Task:
Locate each line below that includes "Registration" and reproduce it.

Records for the exercise:
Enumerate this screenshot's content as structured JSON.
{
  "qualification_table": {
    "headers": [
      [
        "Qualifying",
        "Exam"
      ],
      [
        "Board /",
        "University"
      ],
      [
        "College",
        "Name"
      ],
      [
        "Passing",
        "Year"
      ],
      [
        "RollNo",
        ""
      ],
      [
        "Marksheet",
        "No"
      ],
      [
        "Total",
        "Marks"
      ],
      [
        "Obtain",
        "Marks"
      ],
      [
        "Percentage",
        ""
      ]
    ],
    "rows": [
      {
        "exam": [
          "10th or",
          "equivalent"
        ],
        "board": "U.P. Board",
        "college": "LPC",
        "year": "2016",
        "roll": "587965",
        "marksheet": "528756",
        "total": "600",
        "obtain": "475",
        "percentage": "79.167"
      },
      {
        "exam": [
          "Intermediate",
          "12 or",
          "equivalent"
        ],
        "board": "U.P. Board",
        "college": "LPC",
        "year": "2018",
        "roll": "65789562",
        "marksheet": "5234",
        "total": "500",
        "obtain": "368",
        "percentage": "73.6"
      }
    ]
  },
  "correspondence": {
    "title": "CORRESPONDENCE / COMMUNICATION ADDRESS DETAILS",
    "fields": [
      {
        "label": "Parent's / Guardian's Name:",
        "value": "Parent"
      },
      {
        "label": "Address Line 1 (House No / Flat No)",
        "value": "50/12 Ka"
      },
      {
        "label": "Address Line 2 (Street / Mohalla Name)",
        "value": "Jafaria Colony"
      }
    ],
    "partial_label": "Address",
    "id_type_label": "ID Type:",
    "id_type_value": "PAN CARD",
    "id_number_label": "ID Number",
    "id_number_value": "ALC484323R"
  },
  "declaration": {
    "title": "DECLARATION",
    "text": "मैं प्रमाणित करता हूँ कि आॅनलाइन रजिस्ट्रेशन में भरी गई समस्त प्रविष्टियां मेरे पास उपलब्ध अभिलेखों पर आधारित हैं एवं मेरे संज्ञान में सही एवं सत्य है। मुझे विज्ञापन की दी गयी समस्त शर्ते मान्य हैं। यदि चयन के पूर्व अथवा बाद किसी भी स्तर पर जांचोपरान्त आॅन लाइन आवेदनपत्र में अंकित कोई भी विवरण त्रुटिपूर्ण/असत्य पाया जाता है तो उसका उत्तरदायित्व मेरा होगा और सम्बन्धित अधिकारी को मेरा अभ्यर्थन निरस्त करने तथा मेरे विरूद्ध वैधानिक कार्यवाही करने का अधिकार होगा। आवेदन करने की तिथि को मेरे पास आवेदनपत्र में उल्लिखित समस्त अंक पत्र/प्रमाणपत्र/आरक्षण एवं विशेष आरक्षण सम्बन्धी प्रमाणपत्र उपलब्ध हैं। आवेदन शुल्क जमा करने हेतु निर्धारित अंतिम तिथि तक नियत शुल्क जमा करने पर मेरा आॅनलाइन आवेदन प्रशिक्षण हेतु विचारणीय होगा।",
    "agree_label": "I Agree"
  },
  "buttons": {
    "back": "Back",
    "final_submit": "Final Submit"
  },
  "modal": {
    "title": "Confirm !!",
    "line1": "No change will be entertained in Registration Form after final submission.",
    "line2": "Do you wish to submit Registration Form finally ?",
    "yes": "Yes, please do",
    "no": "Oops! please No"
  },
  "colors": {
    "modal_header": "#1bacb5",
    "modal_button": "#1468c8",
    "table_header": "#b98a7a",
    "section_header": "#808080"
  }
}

The completed task:
    "line1": "No change will be entertained in Registration Form after final submission.",
    "line2": "Do you wish to submit Registration Form finally ?",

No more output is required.